-- begin WORKING DATA --
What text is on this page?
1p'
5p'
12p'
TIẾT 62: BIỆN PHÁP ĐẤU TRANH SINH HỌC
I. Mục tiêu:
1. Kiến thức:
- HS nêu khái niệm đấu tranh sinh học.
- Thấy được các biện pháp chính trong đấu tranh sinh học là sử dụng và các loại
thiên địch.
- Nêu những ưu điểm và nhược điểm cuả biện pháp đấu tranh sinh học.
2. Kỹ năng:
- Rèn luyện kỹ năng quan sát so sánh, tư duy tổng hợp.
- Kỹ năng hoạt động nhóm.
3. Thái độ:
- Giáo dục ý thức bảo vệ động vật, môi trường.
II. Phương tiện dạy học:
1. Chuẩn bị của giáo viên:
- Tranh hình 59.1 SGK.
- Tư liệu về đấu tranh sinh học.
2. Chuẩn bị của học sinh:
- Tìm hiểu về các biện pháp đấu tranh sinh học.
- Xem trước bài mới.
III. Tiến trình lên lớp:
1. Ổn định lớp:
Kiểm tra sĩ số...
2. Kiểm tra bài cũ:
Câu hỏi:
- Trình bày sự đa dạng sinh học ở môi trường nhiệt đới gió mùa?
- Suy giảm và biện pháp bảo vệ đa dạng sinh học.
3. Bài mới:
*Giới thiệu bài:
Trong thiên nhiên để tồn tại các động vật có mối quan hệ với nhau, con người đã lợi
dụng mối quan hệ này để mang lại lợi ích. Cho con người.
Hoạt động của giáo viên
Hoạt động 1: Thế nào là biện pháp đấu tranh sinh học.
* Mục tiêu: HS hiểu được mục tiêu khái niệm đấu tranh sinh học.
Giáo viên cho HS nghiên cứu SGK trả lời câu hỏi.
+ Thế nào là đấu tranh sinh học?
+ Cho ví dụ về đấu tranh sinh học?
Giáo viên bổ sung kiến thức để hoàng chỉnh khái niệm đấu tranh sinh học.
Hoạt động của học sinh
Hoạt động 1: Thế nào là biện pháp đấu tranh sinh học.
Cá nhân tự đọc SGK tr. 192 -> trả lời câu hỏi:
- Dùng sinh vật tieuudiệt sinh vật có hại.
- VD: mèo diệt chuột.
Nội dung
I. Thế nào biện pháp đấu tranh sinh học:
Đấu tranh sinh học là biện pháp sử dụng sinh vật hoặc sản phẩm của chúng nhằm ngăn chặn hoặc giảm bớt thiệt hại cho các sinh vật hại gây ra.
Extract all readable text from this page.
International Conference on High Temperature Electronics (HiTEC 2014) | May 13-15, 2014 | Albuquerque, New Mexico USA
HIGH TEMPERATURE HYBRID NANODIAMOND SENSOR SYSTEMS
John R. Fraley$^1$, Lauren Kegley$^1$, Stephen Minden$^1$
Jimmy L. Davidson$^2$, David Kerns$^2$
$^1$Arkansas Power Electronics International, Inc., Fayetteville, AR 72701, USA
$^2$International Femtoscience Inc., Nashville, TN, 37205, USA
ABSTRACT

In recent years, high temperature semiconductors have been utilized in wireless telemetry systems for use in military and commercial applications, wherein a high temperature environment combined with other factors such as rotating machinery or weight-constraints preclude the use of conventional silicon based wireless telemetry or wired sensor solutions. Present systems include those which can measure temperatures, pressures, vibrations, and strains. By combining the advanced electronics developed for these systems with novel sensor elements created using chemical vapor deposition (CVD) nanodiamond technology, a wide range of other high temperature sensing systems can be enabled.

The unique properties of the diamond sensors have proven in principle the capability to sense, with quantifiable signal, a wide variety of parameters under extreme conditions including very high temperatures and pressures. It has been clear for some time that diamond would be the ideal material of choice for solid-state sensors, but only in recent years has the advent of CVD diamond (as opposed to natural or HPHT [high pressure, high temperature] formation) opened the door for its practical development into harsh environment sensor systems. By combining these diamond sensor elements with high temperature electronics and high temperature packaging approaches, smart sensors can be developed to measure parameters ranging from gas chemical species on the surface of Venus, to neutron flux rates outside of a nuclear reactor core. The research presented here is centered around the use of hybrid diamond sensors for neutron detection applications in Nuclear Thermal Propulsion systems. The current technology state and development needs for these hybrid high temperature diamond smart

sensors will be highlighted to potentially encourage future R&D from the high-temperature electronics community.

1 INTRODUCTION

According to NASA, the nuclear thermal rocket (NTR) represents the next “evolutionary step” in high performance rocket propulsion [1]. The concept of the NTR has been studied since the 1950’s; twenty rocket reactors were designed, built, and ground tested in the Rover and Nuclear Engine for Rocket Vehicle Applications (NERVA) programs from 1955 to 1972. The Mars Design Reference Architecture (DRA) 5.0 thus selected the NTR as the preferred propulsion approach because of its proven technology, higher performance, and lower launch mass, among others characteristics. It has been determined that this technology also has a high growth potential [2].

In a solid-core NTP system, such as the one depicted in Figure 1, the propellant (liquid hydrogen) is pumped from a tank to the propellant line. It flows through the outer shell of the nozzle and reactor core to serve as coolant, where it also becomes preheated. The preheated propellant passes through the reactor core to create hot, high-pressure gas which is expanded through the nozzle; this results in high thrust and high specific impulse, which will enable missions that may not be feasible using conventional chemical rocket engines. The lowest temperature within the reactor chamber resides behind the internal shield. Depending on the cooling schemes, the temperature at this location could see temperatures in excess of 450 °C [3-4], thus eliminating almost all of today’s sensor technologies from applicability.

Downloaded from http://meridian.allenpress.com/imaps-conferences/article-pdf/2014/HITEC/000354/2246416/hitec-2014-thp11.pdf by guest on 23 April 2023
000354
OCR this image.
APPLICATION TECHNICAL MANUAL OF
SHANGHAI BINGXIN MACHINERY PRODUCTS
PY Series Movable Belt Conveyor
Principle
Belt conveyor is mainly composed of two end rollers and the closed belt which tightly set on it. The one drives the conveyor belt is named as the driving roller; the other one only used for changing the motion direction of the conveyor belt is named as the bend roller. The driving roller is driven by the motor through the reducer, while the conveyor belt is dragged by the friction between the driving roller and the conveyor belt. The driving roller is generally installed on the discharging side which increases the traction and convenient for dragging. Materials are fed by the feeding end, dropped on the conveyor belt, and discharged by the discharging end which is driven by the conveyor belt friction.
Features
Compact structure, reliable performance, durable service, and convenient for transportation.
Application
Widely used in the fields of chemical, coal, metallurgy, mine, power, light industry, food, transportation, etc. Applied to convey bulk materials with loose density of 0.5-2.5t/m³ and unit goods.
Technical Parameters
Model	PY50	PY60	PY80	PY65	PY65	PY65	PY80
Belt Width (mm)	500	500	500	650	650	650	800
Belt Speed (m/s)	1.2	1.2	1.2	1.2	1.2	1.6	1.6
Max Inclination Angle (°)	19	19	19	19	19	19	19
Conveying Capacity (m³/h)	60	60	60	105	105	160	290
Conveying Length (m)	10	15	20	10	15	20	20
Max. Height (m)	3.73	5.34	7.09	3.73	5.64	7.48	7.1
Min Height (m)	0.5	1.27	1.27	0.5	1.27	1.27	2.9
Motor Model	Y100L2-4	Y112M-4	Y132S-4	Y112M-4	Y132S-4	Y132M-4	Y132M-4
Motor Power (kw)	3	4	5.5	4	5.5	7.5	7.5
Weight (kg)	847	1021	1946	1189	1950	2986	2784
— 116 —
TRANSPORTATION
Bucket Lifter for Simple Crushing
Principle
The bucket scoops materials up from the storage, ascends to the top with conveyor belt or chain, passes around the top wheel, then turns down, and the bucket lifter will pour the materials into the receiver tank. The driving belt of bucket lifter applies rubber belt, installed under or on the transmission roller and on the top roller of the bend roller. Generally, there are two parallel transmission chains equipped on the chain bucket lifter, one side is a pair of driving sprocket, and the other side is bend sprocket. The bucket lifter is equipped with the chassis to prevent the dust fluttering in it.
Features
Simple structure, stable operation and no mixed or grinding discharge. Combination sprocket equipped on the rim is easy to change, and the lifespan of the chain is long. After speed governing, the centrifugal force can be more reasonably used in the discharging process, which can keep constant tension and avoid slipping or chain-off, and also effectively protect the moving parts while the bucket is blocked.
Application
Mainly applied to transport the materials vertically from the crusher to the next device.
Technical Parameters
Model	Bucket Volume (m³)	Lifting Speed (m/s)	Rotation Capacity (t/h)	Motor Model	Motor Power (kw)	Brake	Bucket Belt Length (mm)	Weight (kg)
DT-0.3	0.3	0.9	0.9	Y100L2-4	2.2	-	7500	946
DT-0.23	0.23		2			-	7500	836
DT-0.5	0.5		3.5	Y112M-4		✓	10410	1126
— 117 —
-- end WORKING DATA --
WHAT YOU SHOULD DO -
Find and copy each line above that includes the string "driving".

FULL SOLUTION -
Belt conveyor is mainly composed of two end rollers and the closed belt which tightly set on it. The one drives the conveyor belt is named as the driving roller; the other one only used for changing the motion direction of the conveyor belt is named as the bend roller. The driving roller is driven by the motor through the reducer, while the conveyor belt is dragged by the friction between the driving roller and the conveyor belt. The driving roller is generally installed on the discharging side which increases the traction and convenient for dragging. Materials are fed by the feeding end, dropped on the conveyor belt, and discharged by the discharging end which is driven by the conveyor belt friction.
The bucket scoops materials up from the storage, ascends to the top with conveyor belt or chain, passes around the top wheel, then turns down, and the bucket lifter will pour the materials into the receiver tank. The driving belt of bucket lifter applies rubber belt, installed under or on the transmission roller and on the top roller of the bend roller. Generally, there are two parallel transmission chains equipped on the chain bucket lifter, one side is a pair of driving sprocket, and the other side is bend sprocket. The bucket lifter is equipped with the chassis to prevent the dust fluttering in it.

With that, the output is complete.